▶ _WRITTEN EXERCISE_
Return all lines from the listing below in which the string "Surface" occurs.

▶ _MATERIAL_

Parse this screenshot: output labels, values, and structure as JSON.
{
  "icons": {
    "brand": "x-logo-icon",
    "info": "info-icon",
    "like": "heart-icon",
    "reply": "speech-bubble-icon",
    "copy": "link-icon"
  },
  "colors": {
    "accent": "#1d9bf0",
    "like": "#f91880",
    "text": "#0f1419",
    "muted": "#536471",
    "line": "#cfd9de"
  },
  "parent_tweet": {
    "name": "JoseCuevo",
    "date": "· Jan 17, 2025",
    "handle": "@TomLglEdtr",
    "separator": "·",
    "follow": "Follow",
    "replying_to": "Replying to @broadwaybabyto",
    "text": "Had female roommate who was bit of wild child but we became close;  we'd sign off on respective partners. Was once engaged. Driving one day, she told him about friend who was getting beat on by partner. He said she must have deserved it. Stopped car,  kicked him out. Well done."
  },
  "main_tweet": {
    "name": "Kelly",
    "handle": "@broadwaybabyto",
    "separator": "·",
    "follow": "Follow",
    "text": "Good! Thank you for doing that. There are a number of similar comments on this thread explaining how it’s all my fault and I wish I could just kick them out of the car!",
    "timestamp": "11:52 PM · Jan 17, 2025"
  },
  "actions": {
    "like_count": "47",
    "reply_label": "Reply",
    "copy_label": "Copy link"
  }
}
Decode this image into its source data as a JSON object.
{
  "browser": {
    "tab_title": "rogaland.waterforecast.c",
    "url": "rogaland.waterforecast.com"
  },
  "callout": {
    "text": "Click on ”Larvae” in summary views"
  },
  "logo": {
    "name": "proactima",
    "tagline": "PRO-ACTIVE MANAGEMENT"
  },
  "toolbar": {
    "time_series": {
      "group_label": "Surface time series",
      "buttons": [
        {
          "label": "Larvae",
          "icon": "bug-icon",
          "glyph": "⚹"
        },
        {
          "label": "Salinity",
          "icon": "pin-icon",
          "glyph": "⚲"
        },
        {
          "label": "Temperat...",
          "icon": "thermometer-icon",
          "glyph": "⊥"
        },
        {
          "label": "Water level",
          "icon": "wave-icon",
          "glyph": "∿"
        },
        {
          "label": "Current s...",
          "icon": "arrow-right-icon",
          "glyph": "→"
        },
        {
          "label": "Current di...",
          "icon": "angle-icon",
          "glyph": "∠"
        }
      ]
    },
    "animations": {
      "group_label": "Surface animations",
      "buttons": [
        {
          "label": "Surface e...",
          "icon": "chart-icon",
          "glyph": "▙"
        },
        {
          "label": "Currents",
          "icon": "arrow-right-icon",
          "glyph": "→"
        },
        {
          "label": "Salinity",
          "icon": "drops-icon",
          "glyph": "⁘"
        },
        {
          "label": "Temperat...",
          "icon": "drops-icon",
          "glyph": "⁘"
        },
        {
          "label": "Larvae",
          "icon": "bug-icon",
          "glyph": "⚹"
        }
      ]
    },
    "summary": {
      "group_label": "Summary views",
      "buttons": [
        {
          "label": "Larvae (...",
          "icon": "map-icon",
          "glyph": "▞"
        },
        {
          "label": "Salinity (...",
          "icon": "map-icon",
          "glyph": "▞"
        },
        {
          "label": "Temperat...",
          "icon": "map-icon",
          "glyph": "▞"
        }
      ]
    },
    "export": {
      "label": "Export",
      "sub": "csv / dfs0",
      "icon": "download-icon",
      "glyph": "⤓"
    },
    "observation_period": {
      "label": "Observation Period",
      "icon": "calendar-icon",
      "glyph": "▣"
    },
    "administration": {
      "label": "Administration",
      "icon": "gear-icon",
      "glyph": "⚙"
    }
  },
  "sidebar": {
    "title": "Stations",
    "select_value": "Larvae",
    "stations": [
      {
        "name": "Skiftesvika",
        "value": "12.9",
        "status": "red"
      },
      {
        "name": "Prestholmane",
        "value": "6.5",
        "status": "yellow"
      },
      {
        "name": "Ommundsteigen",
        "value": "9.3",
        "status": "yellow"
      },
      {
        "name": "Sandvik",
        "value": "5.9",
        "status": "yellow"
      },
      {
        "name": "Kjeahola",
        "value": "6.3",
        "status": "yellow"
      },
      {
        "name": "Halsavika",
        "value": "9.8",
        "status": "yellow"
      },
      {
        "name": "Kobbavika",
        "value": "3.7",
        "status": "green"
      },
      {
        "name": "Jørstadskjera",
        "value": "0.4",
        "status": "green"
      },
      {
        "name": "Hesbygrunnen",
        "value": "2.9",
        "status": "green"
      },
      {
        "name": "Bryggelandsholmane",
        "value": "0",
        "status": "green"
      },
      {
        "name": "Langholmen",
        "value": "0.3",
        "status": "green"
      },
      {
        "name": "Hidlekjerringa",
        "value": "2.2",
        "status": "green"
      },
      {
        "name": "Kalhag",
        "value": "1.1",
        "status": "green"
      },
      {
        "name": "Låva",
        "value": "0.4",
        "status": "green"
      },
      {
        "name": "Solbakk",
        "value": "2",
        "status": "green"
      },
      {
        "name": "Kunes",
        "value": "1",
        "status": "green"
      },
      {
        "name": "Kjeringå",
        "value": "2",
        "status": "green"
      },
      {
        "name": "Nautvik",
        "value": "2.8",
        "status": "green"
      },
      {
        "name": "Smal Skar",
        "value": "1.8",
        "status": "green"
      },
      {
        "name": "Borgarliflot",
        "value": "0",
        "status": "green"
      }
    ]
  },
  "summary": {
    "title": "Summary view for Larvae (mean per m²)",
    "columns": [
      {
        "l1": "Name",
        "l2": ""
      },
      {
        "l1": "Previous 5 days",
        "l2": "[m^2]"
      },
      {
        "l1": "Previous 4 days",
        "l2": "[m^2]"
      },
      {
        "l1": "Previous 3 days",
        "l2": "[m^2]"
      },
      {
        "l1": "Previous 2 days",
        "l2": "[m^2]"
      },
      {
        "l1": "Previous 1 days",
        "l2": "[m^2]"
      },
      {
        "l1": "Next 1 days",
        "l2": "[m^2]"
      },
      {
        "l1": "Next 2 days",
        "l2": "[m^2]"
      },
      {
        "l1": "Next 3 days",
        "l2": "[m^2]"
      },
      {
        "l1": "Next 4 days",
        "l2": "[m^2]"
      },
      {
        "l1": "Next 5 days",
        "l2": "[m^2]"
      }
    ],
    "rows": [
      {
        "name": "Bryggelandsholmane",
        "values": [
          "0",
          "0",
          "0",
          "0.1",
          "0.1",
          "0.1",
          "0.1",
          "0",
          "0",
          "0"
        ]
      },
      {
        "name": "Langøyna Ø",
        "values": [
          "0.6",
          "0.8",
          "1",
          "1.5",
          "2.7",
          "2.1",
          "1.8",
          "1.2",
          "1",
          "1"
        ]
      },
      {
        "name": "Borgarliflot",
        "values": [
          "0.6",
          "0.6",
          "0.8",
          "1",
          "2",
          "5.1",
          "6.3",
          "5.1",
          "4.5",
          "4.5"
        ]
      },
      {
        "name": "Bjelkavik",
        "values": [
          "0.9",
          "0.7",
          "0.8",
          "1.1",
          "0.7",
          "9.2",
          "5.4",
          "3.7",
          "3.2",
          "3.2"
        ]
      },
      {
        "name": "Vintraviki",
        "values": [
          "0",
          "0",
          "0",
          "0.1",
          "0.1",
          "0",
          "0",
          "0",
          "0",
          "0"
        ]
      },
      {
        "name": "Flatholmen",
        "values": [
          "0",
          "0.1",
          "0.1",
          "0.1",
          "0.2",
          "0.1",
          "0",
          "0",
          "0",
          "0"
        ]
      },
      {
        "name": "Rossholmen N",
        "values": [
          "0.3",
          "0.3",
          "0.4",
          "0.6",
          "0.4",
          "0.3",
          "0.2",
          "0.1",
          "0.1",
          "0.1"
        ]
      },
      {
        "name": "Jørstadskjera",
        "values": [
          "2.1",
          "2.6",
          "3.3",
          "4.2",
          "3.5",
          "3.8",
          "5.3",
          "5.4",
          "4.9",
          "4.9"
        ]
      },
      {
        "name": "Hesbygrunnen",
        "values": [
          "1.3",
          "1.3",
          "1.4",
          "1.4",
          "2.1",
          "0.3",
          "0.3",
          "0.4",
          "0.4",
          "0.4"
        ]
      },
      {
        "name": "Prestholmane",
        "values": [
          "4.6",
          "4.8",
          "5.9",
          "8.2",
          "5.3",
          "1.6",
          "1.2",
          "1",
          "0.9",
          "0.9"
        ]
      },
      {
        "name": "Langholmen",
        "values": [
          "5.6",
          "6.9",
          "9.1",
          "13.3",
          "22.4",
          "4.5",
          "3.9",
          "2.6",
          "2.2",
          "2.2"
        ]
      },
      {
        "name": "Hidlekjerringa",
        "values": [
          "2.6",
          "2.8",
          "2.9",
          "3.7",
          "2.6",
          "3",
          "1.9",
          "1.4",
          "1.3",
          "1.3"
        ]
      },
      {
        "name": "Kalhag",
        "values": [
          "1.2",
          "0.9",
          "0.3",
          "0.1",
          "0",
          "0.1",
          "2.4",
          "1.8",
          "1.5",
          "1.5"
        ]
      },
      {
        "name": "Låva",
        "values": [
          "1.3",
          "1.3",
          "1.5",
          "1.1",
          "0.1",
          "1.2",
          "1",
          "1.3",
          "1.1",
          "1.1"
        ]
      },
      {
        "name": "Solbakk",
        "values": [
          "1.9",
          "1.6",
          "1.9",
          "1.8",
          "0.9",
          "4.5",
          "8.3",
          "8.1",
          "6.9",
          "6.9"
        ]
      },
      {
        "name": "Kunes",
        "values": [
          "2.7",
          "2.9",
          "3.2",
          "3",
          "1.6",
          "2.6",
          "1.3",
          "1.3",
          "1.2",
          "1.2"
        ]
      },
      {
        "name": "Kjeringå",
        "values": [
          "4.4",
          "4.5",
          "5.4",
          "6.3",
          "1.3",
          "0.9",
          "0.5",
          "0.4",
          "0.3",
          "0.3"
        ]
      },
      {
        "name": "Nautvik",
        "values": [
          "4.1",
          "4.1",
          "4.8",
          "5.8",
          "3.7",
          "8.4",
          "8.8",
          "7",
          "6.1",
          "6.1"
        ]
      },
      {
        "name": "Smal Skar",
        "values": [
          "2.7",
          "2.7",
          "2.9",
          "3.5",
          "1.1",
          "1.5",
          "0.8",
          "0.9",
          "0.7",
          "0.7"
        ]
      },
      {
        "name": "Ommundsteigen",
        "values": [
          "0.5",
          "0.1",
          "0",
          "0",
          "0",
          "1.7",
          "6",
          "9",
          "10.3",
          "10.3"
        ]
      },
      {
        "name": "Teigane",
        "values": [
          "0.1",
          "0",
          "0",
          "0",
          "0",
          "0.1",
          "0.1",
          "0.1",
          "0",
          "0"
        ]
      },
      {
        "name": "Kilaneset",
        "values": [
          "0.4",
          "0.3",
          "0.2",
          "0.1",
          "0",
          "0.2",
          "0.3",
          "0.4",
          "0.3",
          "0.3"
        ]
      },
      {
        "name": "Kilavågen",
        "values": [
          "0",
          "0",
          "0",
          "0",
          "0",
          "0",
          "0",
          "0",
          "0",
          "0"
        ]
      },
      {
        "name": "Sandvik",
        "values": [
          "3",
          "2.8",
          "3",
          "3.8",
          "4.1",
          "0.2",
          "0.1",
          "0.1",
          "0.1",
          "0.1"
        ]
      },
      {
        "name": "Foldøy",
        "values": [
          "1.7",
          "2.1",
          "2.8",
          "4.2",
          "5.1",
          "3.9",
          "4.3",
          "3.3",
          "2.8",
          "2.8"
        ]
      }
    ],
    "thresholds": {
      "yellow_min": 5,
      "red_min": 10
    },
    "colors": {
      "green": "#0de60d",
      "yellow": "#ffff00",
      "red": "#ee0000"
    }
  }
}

▶ _RESULT FOR THIS TASK_
      "group_label": "Surface time series",
      "group_label": "Surface animations",
          "label": "Surface e...",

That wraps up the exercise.